• **Aim**
Substitute "bar" for every "histogram-bar" in the part that opens with the line containing "- y-tick-label: 150: [64, 560, 110, 588]" and closes with the line containing "- axes: −8 −6". Give only those lines again, with nothing else changed.

[start Excerpted data]

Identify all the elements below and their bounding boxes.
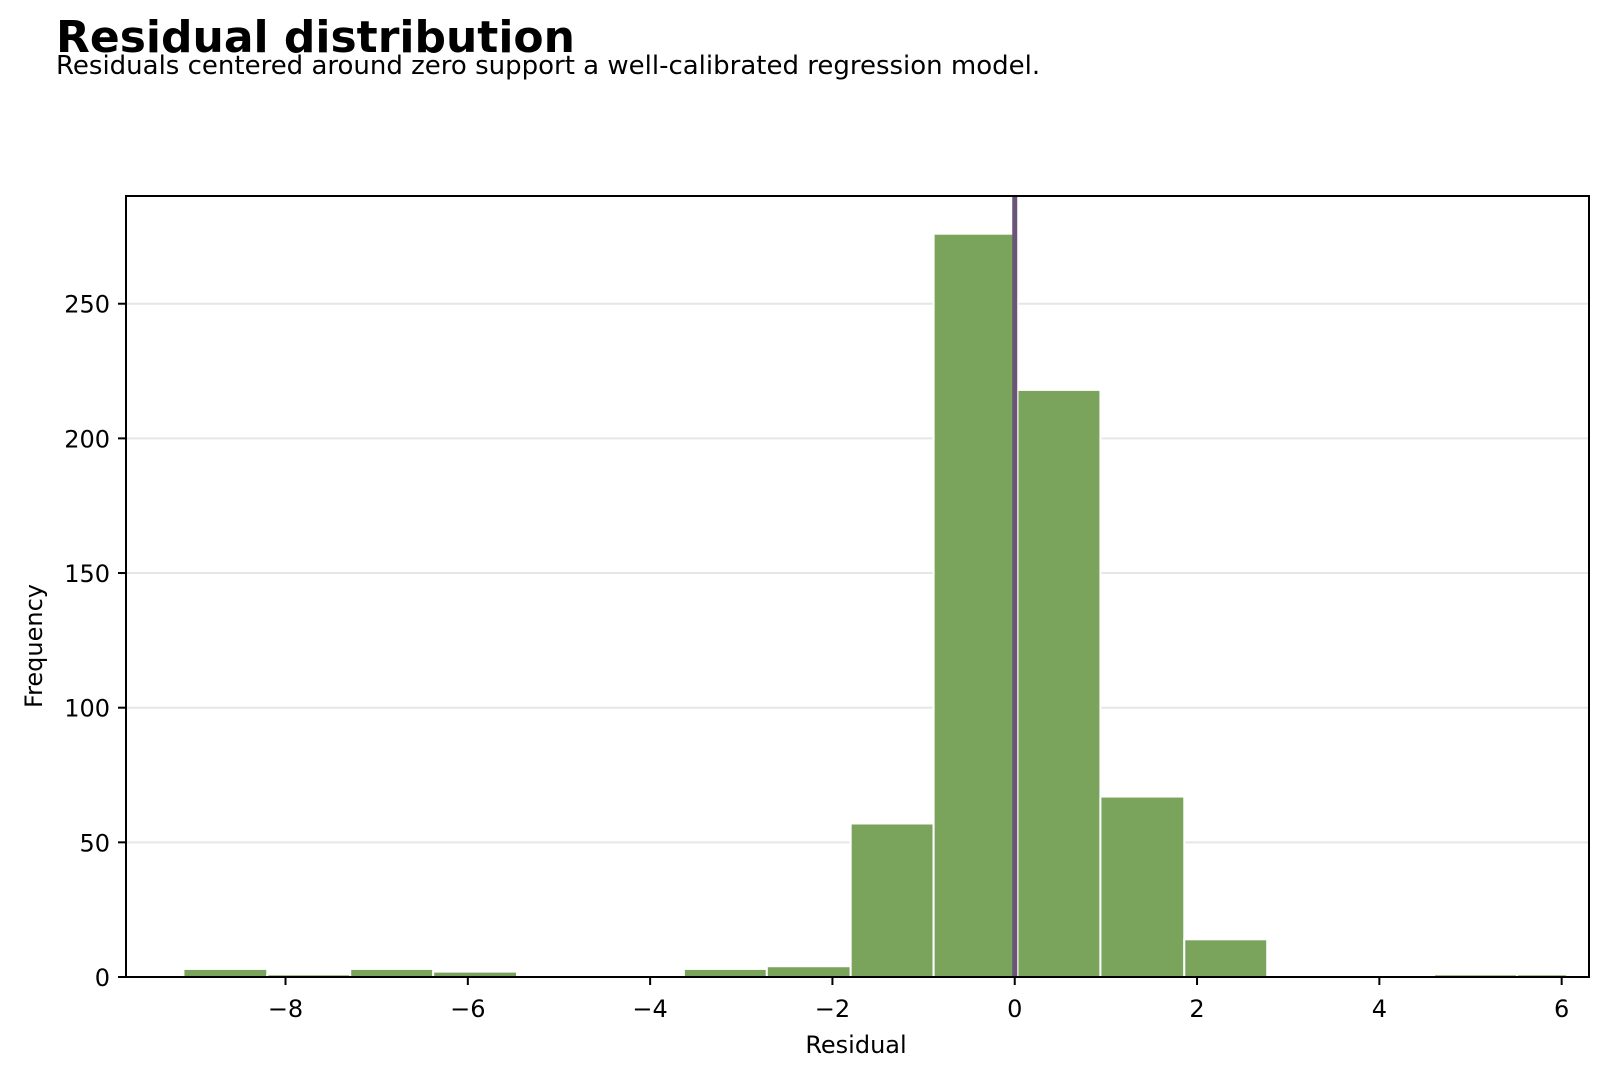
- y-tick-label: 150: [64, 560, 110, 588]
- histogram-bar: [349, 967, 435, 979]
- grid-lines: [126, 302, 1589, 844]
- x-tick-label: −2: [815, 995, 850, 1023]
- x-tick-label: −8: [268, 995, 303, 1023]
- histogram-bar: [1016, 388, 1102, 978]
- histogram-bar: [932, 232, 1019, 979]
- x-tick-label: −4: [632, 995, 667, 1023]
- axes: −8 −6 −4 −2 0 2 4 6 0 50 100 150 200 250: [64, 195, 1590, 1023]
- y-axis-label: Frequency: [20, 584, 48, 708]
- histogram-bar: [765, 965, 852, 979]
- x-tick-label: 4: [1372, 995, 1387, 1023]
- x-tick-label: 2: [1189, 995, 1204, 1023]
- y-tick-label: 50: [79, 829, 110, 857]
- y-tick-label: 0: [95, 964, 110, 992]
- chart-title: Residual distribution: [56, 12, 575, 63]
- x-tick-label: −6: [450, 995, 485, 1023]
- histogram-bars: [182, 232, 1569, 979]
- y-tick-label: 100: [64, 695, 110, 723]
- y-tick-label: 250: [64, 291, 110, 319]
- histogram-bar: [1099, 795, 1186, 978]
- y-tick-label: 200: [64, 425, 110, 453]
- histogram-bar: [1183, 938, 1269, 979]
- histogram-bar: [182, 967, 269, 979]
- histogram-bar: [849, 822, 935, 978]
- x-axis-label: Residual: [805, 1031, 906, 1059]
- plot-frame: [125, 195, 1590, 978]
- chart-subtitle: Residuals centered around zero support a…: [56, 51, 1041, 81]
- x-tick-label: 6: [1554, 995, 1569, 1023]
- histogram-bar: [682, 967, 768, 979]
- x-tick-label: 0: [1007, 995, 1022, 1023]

[end Excerpted data]

• **Response below**
- y-tick-label: 150: [64, 560, 110, 588]
- bar: [349, 967, 435, 979]
- grid-lines: [126, 302, 1589, 844]
- x-tick-label: −2: [815, 995, 850, 1023]
- x-tick-label: −8: [268, 995, 303, 1023]
- bar: [1016, 388, 1102, 978]
- bar: [932, 232, 1019, 979]
- x-tick-label: −4: [632, 995, 667, 1023]
- axes: −8 −6 −4 −2 0 2 4 6 0 50 100 150 200 250: [64, 195, 1590, 1023]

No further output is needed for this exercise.